> [Stored data entries]
>> Start

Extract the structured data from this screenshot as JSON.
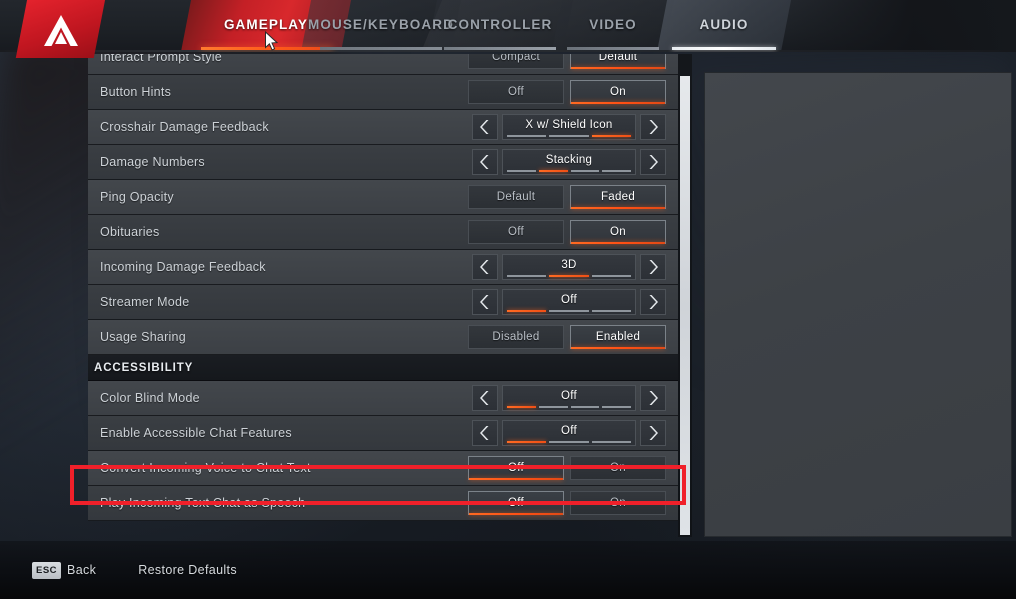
{
  "nav": {
    "logo_name": "apex-legends-logo",
    "tabs": [
      {
        "id": "gameplay",
        "label": "GAMEPLAY",
        "state": "active"
      },
      {
        "id": "mousekeyboard",
        "label": "MOUSE/KEYBOARD",
        "state": "inactive"
      },
      {
        "id": "controller",
        "label": "CONTROLLER",
        "state": "inactive"
      },
      {
        "id": "video",
        "label": "VIDEO",
        "state": "inactive"
      },
      {
        "id": "audio",
        "label": "AUDIO",
        "state": "hover"
      }
    ]
  },
  "settings": {
    "rows": [
      {
        "label": "Interact Prompt Style",
        "type": "pair",
        "options": [
          "Compact",
          "Default"
        ],
        "selected": "Default",
        "clipped": true
      },
      {
        "label": "Button Hints",
        "type": "pair",
        "options": [
          "Off",
          "On"
        ],
        "selected": "On"
      },
      {
        "label": "Crosshair Damage Feedback",
        "type": "cycle",
        "value": "X w/ Shield Icon",
        "segments": 3,
        "active_segment": 3
      },
      {
        "label": "Damage Numbers",
        "type": "cycle",
        "value": "Stacking",
        "segments": 4,
        "active_segment": 2
      },
      {
        "label": "Ping Opacity",
        "type": "pair",
        "options": [
          "Default",
          "Faded"
        ],
        "selected": "Faded"
      },
      {
        "label": "Obituaries",
        "type": "pair",
        "options": [
          "Off",
          "On"
        ],
        "selected": "On"
      },
      {
        "label": "Incoming Damage Feedback",
        "type": "cycle",
        "value": "3D",
        "segments": 3,
        "active_segment": 2
      },
      {
        "label": "Streamer Mode",
        "type": "cycle",
        "value": "Off",
        "segments": 3,
        "active_segment": 1
      },
      {
        "label": "Usage Sharing",
        "type": "pair",
        "options": [
          "Disabled",
          "Enabled"
        ],
        "selected": "Enabled"
      }
    ],
    "section_header": "ACCESSIBILITY",
    "accessibility_rows": [
      {
        "label": "Color Blind Mode",
        "type": "cycle",
        "value": "Off",
        "segments": 4,
        "active_segment": 1
      },
      {
        "label": "Enable Accessible Chat Features",
        "type": "cycle",
        "value": "Off",
        "segments": 3,
        "active_segment": 1
      },
      {
        "label": "Convert Incoming Voice to Chat Text",
        "type": "pair",
        "options": [
          "Off",
          "On"
        ],
        "selected": "Off",
        "highlighted": true
      },
      {
        "label": "Play Incoming Text Chat as Speech",
        "type": "pair",
        "options": [
          "Off",
          "On"
        ],
        "selected": "Off"
      }
    ]
  },
  "description_panel": {
    "text": ""
  },
  "footer": {
    "back_key": "ESC",
    "back_label": "Back",
    "restore_defaults_label": "Restore Defaults"
  },
  "annotation": {
    "target": "Convert Incoming Voice to Chat Text",
    "color": "#f0202a"
  },
  "colors": {
    "accent_orange": "#ff5f19",
    "tab_active_red": "#c42026",
    "annotation_red": "#f0202a",
    "row_light": "#3f4449",
    "row_dark": "#373b40",
    "text_primary": "#ffffff",
    "text_secondary": "#cdd2d7"
  }
}
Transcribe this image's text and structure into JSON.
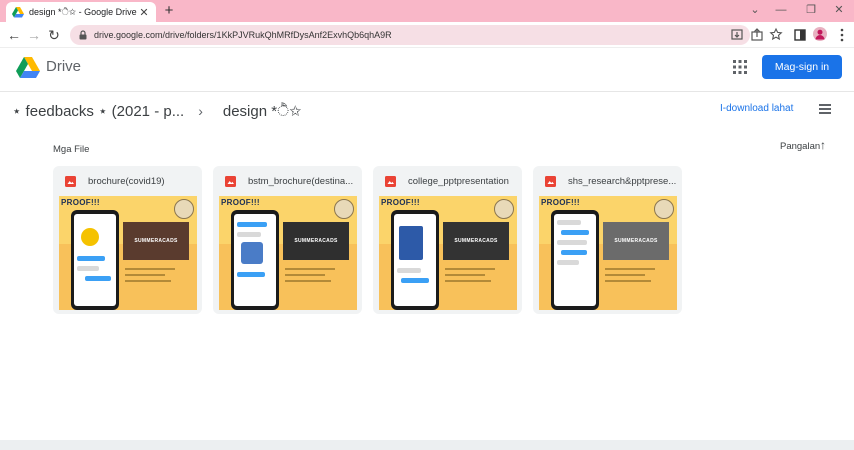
{
  "browser": {
    "tab_title": "design *ੈ✩ - Google Drive",
    "tab_close": "✕",
    "new_tab": "+",
    "window_controls": [
      "⌄",
      "—",
      "❐",
      "✕"
    ],
    "url": "drive.google.com/drive/folders/1KkPJVRukQhMRfDysAnf2ExvhQb6qhA9R",
    "nav": {
      "back": "←",
      "forward": "→",
      "reload": "↻"
    },
    "toolbar_icons": [
      "install-icon",
      "share-icon",
      "star-icon",
      "sidebar-icon",
      "profile-icon",
      "menu-icon"
    ]
  },
  "header": {
    "product_name": "Drive",
    "sign_in_label": "Mag-sign in",
    "accent_color": "#1a73e8"
  },
  "breadcrumb": {
    "parent": "⋆ feedbacks ⋆ (2021 - p...",
    "separator": "›",
    "current": "design *ੈ✩"
  },
  "actions": {
    "download_all": "I-download lahat"
  },
  "files_section": {
    "label": "Mga File",
    "sort_label": "Pangalan",
    "sort_arrow": "↑"
  },
  "files": [
    {
      "name": "brochure(covid19)",
      "type": "pdf",
      "thumb_proof": "PROOF!!!",
      "thumb_title": "SUMMERACADS"
    },
    {
      "name": "bstm_brochure(destina...",
      "type": "pdf",
      "thumb_proof": "PROOF!!!",
      "thumb_title": "SUMMERACADS"
    },
    {
      "name": "college_pptpresentation",
      "type": "pdf",
      "thumb_proof": "PROOF!!!",
      "thumb_title": "SUMMERACADS"
    },
    {
      "name": "shs_research&pptprese...",
      "type": "pdf",
      "thumb_proof": "PROOF!!!",
      "thumb_title": "SUMMERACADS"
    }
  ]
}
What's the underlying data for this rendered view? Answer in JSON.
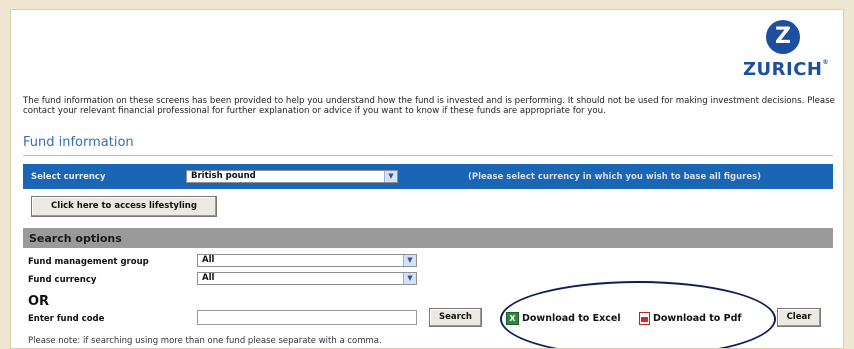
{
  "brand": {
    "name": "ZURICH",
    "mark": "Z"
  },
  "disclaimer": "The fund information on these screens has been provided to help you understand how the fund is invested and is performing. It should not be used for making investment decisions. Please contact your relevant financial professional for further explanation or advice if you want to know if these funds are appropriate for you.",
  "section_title": "Fund information",
  "currency": {
    "label": "Select currency",
    "selected": "British pound",
    "hint": "(Please select currency in which you wish to base all figures)"
  },
  "lifestyling_button": "Click here to access lifestyling",
  "search": {
    "header": "Search options",
    "management_group_label": "Fund management group",
    "management_group_value": "All",
    "fund_currency_label": "Fund currency",
    "fund_currency_value": "All",
    "or_label": "OR",
    "fund_code_label": "Enter fund code",
    "fund_code_value": "",
    "search_button": "Search",
    "download_excel": "Download to Excel",
    "download_pdf": "Download to Pdf",
    "clear_button": "Clear",
    "note": "Please note: if searching using more than one fund please separate with a comma."
  },
  "colors": {
    "accent_blue": "#1b66b4",
    "section_title": "#3a6cb8",
    "search_header": "#9a9a9a",
    "page_background": "#efe7d2",
    "highlight": "#0d1f58"
  },
  "icons": {
    "brand": "zurich-logo",
    "dropdown": "chevron-down-icon",
    "excel": "excel-icon",
    "pdf": "pdf-icon"
  }
}
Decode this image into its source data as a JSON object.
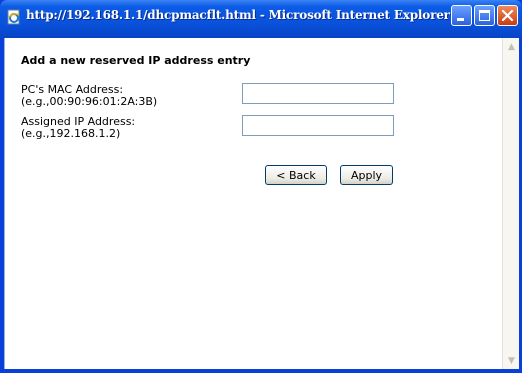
{
  "window": {
    "title": "http://192.168.1.1/dhcpmacflt.html - Microsoft Internet Explorer",
    "icon": "ie-page-icon",
    "controls": [
      "minimize-icon",
      "maximize-icon",
      "close-icon"
    ]
  },
  "form": {
    "heading": "Add a new reserved IP address entry",
    "mac": {
      "label": "PC's MAC Address:",
      "example": "(e.g.,00:90:96:01:2A:3B)",
      "value": "",
      "placeholder": ""
    },
    "ip": {
      "label": "Assigned IP Address:",
      "example": "(e.g.,192.168.1.2)",
      "value": "",
      "placeholder": ""
    },
    "back_label": "< Back",
    "apply_label": "Apply"
  },
  "colors": {
    "titlebar": "#0a52dc",
    "close_button": "#c93c12",
    "input_border": "#7f9db9",
    "button_border": "#003c74"
  }
}
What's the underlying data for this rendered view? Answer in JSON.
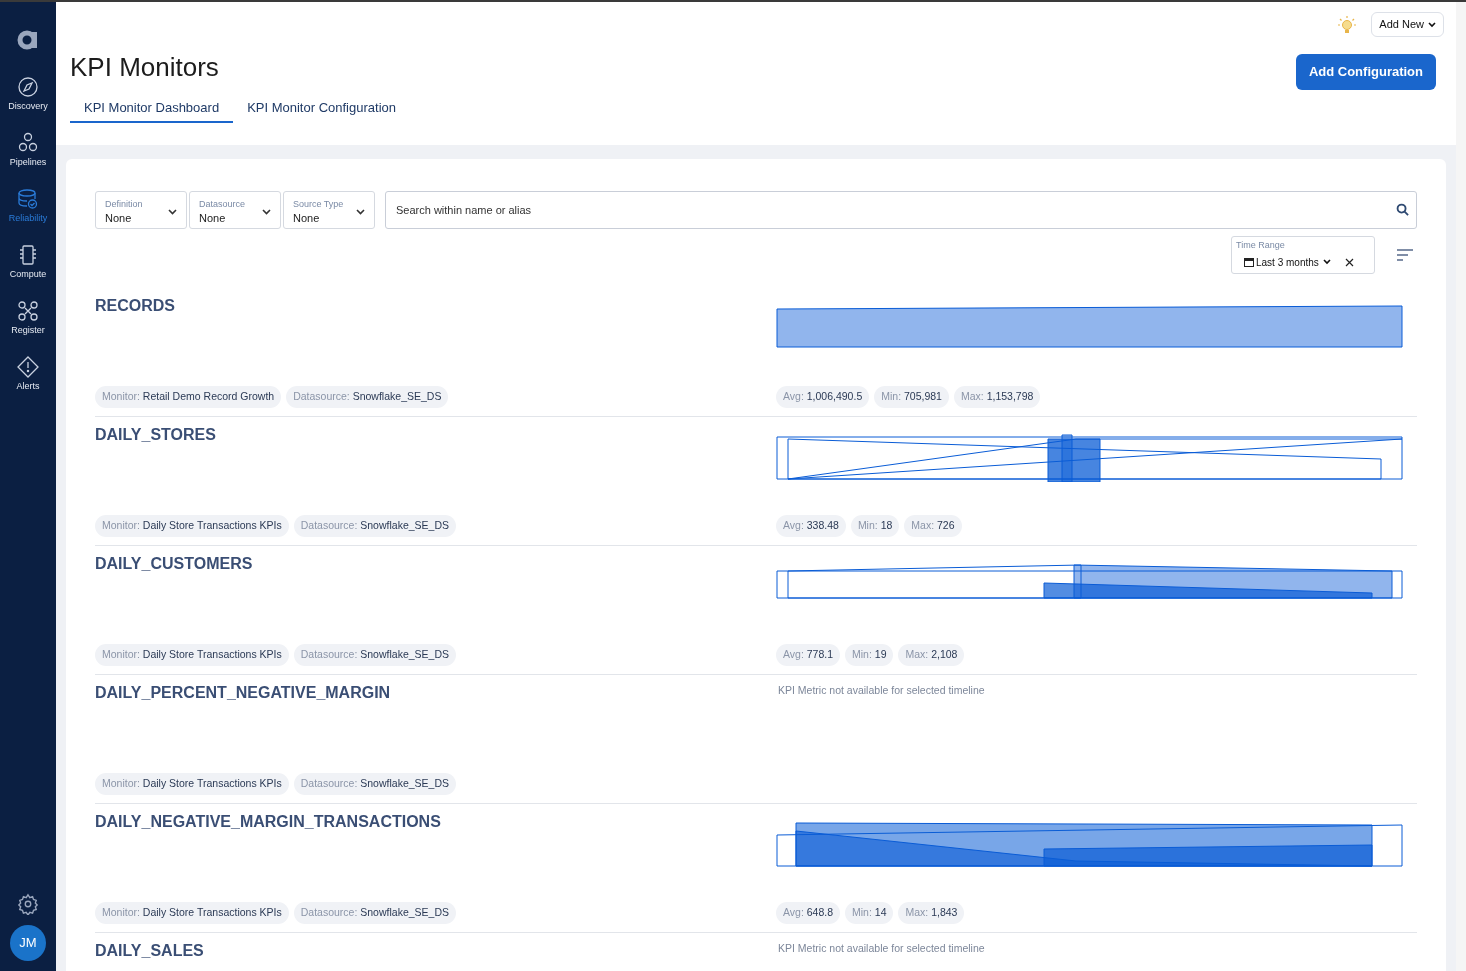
{
  "sidebar": {
    "items": [
      {
        "label": "Discovery",
        "selected": false
      },
      {
        "label": "Pipelines",
        "selected": false
      },
      {
        "label": "Reliability",
        "selected": true
      },
      {
        "label": "Compute",
        "selected": false
      },
      {
        "label": "Register",
        "selected": false
      },
      {
        "label": "Alerts",
        "selected": false
      }
    ],
    "avatar": "JM"
  },
  "header": {
    "title": "KPI Monitors",
    "add_new": "Add New",
    "primary_button": "Add Configuration"
  },
  "tabs": [
    {
      "label": "KPI Monitor Dashboard",
      "selected": true
    },
    {
      "label": "KPI Monitor Configuration",
      "selected": false
    }
  ],
  "filters": [
    {
      "label": "Definition",
      "value": "None"
    },
    {
      "label": "Datasource",
      "value": "None"
    },
    {
      "label": "Source Type",
      "value": "None"
    }
  ],
  "search": {
    "placeholder": "Search within name or alias"
  },
  "time_range": {
    "label": "Time Range",
    "value": "Last 3 months"
  },
  "monitors": [
    {
      "name": "RECORDS",
      "kind": "chart",
      "monitor_label": "Monitor:",
      "monitor": "Retail Demo Record Growth",
      "datasource_label": "Datasource:",
      "datasource": "Snowflake_SE_DS",
      "stats": [
        {
          "label": "Avg:",
          "value": "1,006,490.5"
        },
        {
          "label": "Min:",
          "value": "705,981"
        },
        {
          "label": "Max:",
          "value": "1,153,798"
        }
      ]
    },
    {
      "name": "DAILY_STORES",
      "kind": "chart",
      "monitor_label": "Monitor:",
      "monitor": "Daily Store Transactions KPIs",
      "datasource_label": "Datasource:",
      "datasource": "Snowflake_SE_DS",
      "stats": [
        {
          "label": "Avg:",
          "value": "338.48"
        },
        {
          "label": "Min:",
          "value": "18"
        },
        {
          "label": "Max:",
          "value": "726"
        }
      ]
    },
    {
      "name": "DAILY_CUSTOMERS",
      "kind": "chart",
      "monitor_label": "Monitor:",
      "monitor": "Daily Store Transactions KPIs",
      "datasource_label": "Datasource:",
      "datasource": "Snowflake_SE_DS",
      "stats": [
        {
          "label": "Avg:",
          "value": "778.1"
        },
        {
          "label": "Min:",
          "value": "19"
        },
        {
          "label": "Max:",
          "value": "2,108"
        }
      ]
    },
    {
      "name": "DAILY_PERCENT_NEGATIVE_MARGIN",
      "kind": "unavailable",
      "message": "KPI Metric not available for selected timeline",
      "monitor_label": "Monitor:",
      "monitor": "Daily Store Transactions KPIs",
      "datasource_label": "Datasource:",
      "datasource": "Snowflake_SE_DS"
    },
    {
      "name": "DAILY_NEGATIVE_MARGIN_TRANSACTIONS",
      "kind": "chart",
      "monitor_label": "Monitor:",
      "monitor": "Daily Store Transactions KPIs",
      "datasource_label": "Datasource:",
      "datasource": "Snowflake_SE_DS",
      "stats": [
        {
          "label": "Avg:",
          "value": "648.8"
        },
        {
          "label": "Min:",
          "value": "14"
        },
        {
          "label": "Max:",
          "value": "1,843"
        }
      ]
    },
    {
      "name": "DAILY_SALES",
      "kind": "unavailable",
      "message": "KPI Metric not available for selected timeline"
    }
  ]
}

>> End

> [What this task involves] In the records, locate each line holding the string "Configuration" and copy it.

> [Answer to the task]
    "primary_button": "Add Configuration"
      "label": "KPI Monitor Configuration",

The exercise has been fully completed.